Cuando a partir de la mitad del siglo xi la curiosidad teológica renace y toma conciencia de su método dialéctico, es todavía a San Agustín a quien se le demandan los principios con los cuales construir esta ciencia nueva. Él inspira tanto a los primeros grandes doctores, san Anselmo y Abelardo, como a sus adversarios, desde Pedro Damián hasta san Bernardo, pues la escolástica que va a nacer no es toda la Edad Media.8
Con la escolástica nace, pues, un nuevo periodo:
Las cosas cambian cuando a partir del siglo xii la cultura occidental se enriquece bruscamente con el aporte masivo de materiales nuevos de Aristóteles, del cual la primera Edad Media solo había conocido la obra lógica, y es ahora su entera obra, metafísica incluida, la que deviene accesible en latín, traducida del árabe o directamente del griego.9
Si el primer periodo era platónico y neoplatónico, agustiniano y místico, el segundo periodo es aristotélico, dialéctico e incluso, como agrega Marrou, menos literario, menos humanista. Hugo de san Víctor, a quien pasaremos a estudiar, pertenece al primer periodo, aunque está justo en la frontera; Pedro Abelardo y Tomás de Aquino están ya en el periodo escolástico, bajo el poderoso impulso de su dialéctica.
=-=-=-=-=
Según el fragmento sobre el nacimiento de la escolástica, ¿a qué periodo pertenece Hugo de san Víctor? Responda basándose únicamente en el fragmento.
=-=-=-=-=
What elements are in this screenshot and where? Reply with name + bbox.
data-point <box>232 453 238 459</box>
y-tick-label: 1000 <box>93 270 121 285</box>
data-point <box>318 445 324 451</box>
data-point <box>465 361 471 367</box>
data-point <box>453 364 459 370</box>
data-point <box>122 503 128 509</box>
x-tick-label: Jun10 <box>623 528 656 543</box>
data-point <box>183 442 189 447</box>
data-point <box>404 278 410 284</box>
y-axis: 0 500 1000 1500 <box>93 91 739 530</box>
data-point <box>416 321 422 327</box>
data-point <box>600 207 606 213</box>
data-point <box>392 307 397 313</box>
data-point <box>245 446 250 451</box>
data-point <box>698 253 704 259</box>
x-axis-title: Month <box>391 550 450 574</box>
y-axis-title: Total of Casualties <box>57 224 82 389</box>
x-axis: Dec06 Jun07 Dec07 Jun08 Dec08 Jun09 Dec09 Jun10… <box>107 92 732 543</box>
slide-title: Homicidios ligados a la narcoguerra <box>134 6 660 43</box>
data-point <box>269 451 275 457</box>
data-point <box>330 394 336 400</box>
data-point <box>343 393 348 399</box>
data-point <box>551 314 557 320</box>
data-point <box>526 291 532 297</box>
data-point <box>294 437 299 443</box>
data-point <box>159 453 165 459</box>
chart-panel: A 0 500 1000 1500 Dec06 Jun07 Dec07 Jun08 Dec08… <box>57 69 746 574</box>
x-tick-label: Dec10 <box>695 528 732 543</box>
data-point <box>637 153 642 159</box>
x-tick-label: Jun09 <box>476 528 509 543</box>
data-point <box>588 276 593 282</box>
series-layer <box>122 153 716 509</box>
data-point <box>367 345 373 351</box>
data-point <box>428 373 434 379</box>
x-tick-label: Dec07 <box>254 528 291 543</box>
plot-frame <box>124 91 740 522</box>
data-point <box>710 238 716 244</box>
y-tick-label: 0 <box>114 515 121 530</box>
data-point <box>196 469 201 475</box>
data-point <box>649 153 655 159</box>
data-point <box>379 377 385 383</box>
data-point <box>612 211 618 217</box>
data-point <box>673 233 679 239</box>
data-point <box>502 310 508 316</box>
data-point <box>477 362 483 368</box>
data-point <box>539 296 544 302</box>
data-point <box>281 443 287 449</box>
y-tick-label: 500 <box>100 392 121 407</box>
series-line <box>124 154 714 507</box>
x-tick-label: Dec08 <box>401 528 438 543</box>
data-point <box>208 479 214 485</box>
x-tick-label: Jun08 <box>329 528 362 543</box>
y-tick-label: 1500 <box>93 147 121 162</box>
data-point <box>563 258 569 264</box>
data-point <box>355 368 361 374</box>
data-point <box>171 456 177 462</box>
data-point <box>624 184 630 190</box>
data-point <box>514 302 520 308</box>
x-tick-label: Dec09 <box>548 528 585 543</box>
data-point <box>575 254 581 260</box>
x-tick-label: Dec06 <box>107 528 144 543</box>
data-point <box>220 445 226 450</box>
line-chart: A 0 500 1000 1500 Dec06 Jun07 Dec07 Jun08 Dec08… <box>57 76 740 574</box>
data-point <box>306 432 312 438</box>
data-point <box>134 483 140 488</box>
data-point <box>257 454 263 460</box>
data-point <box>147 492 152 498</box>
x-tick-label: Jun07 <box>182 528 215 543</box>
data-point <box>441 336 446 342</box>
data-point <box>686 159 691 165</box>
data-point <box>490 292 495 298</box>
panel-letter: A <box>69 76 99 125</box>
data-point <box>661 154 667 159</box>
=-=-=-=-=
SOLUCIÓN PROPUESTA.
Al primer periodo, aunque está justo en la frontera.